> [TEKS BACAAN]:
_ _ _ _ _ _ _
Oleh:
Prof. Dr. M. Quraish Shihab
Perhatikanlah
kesatuan logis dan keserasian yang menggumkan dalam paparan al-Quran menyangkut
siapa yang haram dikawini, seperti termaktub dalam surah al-Nis’ ayat 22-23.
Ayat tersebut –dalam satu redaksi—menuturkan secara rinci, menyeluruh, lagi
tidak mengabaikan sesuatu. Disamping itu, ayat tersebut disusun dengan amat
sistematis disertai syarat dan kondisinya serta petunjuk menyangkut siapa yang
haram dikawini.
_ _ _ _ _ _ _
[Data tata letak spasial]

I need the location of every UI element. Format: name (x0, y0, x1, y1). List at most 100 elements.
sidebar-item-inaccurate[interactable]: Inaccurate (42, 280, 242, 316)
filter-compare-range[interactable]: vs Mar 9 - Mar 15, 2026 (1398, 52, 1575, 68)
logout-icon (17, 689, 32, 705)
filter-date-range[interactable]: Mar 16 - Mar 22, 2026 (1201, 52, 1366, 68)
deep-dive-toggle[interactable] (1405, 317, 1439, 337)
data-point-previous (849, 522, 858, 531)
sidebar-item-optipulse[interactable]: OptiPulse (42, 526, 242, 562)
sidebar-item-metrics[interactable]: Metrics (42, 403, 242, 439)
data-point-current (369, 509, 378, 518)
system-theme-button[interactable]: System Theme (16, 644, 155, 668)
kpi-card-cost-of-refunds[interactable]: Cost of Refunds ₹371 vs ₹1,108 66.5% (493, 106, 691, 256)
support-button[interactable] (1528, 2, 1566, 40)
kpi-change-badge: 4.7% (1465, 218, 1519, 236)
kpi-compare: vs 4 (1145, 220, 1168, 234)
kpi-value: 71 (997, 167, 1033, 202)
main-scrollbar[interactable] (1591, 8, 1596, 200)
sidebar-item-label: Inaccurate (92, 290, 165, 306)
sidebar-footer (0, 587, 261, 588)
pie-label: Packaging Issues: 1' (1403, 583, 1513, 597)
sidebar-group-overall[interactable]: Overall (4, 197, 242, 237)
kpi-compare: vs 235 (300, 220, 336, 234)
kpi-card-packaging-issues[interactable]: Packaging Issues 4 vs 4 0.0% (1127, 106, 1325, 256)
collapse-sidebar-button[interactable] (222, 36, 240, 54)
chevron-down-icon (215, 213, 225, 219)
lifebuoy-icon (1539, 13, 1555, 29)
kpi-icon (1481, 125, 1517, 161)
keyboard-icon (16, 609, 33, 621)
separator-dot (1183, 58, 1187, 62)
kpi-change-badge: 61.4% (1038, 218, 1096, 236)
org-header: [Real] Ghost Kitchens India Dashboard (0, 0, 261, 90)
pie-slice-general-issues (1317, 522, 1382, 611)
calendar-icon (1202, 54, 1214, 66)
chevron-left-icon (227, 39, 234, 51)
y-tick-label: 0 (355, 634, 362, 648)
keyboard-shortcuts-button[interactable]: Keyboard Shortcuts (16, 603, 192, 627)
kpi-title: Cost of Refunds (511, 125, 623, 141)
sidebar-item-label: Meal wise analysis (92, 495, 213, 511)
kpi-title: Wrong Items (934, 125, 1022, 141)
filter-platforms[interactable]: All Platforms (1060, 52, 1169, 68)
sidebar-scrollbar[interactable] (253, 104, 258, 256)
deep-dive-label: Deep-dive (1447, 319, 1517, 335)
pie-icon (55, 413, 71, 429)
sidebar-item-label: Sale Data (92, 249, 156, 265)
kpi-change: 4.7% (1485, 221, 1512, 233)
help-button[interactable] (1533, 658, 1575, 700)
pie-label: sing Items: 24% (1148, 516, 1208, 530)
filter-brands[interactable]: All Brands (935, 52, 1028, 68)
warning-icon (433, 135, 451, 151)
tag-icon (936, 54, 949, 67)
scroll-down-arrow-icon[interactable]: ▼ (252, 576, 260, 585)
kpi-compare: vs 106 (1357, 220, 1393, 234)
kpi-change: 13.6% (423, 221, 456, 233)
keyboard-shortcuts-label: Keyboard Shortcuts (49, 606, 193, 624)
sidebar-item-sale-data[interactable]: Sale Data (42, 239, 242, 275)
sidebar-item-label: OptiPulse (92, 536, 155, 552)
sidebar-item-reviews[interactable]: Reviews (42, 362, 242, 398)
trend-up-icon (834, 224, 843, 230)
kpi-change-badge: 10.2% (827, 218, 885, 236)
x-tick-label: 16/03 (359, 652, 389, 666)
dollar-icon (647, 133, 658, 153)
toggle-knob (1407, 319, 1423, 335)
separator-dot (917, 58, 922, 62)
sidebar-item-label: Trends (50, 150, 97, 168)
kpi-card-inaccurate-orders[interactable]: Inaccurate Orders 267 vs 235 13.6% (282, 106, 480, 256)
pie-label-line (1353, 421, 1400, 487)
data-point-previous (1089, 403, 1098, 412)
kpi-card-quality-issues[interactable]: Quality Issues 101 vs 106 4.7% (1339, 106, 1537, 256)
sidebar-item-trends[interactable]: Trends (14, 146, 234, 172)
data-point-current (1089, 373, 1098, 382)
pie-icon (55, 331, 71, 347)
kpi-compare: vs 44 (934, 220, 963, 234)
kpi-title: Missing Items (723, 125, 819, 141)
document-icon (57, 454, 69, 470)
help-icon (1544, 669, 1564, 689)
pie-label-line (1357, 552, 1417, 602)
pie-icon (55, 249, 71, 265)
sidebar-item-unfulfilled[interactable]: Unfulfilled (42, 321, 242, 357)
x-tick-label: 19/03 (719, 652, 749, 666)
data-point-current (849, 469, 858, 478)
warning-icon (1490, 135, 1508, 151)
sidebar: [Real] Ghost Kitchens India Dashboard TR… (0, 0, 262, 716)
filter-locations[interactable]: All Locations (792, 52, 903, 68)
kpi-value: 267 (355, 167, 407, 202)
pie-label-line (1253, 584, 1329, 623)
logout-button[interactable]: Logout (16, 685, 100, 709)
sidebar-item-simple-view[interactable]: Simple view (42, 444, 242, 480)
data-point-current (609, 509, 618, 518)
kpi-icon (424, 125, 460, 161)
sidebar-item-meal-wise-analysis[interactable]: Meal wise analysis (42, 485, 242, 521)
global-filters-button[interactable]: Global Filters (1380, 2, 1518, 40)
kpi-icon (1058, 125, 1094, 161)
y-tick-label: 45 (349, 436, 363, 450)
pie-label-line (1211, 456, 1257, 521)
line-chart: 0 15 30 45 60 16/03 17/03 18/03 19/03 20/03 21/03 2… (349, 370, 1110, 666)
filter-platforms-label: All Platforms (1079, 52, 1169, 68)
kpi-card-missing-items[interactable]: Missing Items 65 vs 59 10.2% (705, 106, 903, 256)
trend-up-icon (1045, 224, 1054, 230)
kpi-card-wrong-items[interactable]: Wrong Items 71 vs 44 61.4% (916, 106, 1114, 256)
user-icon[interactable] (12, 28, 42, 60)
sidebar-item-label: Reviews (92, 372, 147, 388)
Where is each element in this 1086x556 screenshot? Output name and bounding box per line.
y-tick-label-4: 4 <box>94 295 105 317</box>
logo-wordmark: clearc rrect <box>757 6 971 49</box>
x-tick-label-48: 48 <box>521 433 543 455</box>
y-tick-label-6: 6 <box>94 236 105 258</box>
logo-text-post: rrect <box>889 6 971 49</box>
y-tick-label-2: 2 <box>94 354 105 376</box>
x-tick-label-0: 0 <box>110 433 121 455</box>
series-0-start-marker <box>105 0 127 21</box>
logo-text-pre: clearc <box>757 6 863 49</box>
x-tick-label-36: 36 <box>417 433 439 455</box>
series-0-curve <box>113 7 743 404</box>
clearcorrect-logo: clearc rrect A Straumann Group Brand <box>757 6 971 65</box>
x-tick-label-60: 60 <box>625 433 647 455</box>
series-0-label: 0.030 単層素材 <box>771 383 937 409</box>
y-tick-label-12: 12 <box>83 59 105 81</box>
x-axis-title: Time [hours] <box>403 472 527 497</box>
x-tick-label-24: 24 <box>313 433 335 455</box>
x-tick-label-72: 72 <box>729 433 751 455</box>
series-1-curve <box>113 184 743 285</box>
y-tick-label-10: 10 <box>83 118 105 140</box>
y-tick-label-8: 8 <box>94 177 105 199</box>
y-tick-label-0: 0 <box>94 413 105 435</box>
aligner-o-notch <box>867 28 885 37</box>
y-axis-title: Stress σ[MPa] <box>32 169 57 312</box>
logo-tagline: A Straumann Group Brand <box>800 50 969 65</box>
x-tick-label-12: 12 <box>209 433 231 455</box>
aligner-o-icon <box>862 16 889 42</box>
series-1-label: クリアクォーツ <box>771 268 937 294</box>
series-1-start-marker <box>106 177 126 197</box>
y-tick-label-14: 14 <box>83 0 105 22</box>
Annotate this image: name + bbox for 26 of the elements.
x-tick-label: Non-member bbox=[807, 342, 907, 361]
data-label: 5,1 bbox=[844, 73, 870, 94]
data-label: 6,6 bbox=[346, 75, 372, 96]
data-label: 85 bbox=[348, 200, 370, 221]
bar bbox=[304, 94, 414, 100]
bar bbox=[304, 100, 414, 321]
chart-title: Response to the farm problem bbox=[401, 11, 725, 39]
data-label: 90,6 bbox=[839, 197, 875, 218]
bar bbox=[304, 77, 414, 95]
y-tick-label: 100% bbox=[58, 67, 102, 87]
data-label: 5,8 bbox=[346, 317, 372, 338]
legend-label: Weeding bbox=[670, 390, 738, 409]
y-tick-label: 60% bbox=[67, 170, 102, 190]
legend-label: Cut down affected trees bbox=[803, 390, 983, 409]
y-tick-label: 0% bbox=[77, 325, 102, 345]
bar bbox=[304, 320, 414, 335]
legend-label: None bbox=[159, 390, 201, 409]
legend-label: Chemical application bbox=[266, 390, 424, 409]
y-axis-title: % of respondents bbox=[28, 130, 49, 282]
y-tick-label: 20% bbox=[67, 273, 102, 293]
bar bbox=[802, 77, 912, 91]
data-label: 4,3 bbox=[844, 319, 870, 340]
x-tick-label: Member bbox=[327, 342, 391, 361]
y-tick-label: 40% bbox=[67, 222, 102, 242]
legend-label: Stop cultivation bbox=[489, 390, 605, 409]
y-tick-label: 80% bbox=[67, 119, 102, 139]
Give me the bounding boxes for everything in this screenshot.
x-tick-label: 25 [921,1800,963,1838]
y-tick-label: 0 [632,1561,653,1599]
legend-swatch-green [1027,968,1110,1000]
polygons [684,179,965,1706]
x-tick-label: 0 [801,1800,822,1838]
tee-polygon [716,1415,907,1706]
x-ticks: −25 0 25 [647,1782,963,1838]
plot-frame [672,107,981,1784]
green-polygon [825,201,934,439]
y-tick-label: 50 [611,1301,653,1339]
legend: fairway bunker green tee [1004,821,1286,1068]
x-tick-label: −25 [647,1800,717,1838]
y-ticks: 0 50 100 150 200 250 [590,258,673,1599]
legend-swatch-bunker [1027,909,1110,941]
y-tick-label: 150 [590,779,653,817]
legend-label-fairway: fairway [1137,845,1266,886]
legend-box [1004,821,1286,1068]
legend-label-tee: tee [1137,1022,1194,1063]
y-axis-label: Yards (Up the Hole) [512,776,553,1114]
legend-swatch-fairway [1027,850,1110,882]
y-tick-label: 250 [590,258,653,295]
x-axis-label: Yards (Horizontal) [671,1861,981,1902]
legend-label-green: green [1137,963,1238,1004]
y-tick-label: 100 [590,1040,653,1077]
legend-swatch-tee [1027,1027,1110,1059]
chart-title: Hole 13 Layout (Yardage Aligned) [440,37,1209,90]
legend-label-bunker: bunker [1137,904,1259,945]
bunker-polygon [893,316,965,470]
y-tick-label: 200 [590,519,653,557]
_ _ _ _ _ _ _
> [TUGAS]:
1. Menurut teks bacaan tentang larangan perkawinan dalam al-Quran, apa yang membuat paparan ayat tersebut menunjukkan kesatuan logis dan keserasian? Jelaskan dalam satu sampai tiga kalimat.
2. Jawablah pertanyaan berikut berdasarkan teks bacaan tentang larangan perkawinan dalam al-Quran.
(a) Siapa nama penulis yang tercantum pada teks itu?
(b) Ayat berapa saja yang dibahas?
(c) Tentang apa paparan ayat-ayat tersebut?
3. Teruskan teks bacaan tentang larangan perkawinan dalam al-Quran, mulai sesudah kalimat terakhirnya.

> [JAWABAN BERURUTAN]:
1. Ayat tersebut, dalam satu redaksi, menuturkan secara rinci dan menyeluruh tanpa mengabaikan sesuatu. Selain itu, ayat itu disusun dengan amat sistematis, disertai syarat dan kondisinya serta petunjuk tentang siapa yang haram dikawini.

2.
(a) Prof. Dr. M. Quraish Shihab.
(b) Ayat 22-23.
(c) Tentang siapa yang haram dikawini.

3.
Tak
dapat disangkal bahwa menyusun urutan semacam ini bagi ilmuwan merupakan suatu
olah nalar yang tidak mudah, apalagi bisa disusun secara spontan, sebagaimana
halnya keadaan wahyu yang diterima oleh Nabi Muhammad. Hal ini karena uraian
ayat di atas berkaitan dengan tiga belas kelompok yang berbeda.
Perhatikanlah
bagaimana ayat di atas menguraikan kelompok-kelompok tersebut secara berurutan
ke bawah: ibu, anak perempuan, saudara perempuan, anak saudara laki-laki, anak
saudara perempuan, kemudian anak perempuan saudara perempuan yang memiliki
hubungan keakraban langsung, kemudian perempuan yang menyusukan, lalu saudara
perempuan sesusuan dan setelah itu disusul dengan keharaman mengawini mertua,
menantu, dan saudara istri.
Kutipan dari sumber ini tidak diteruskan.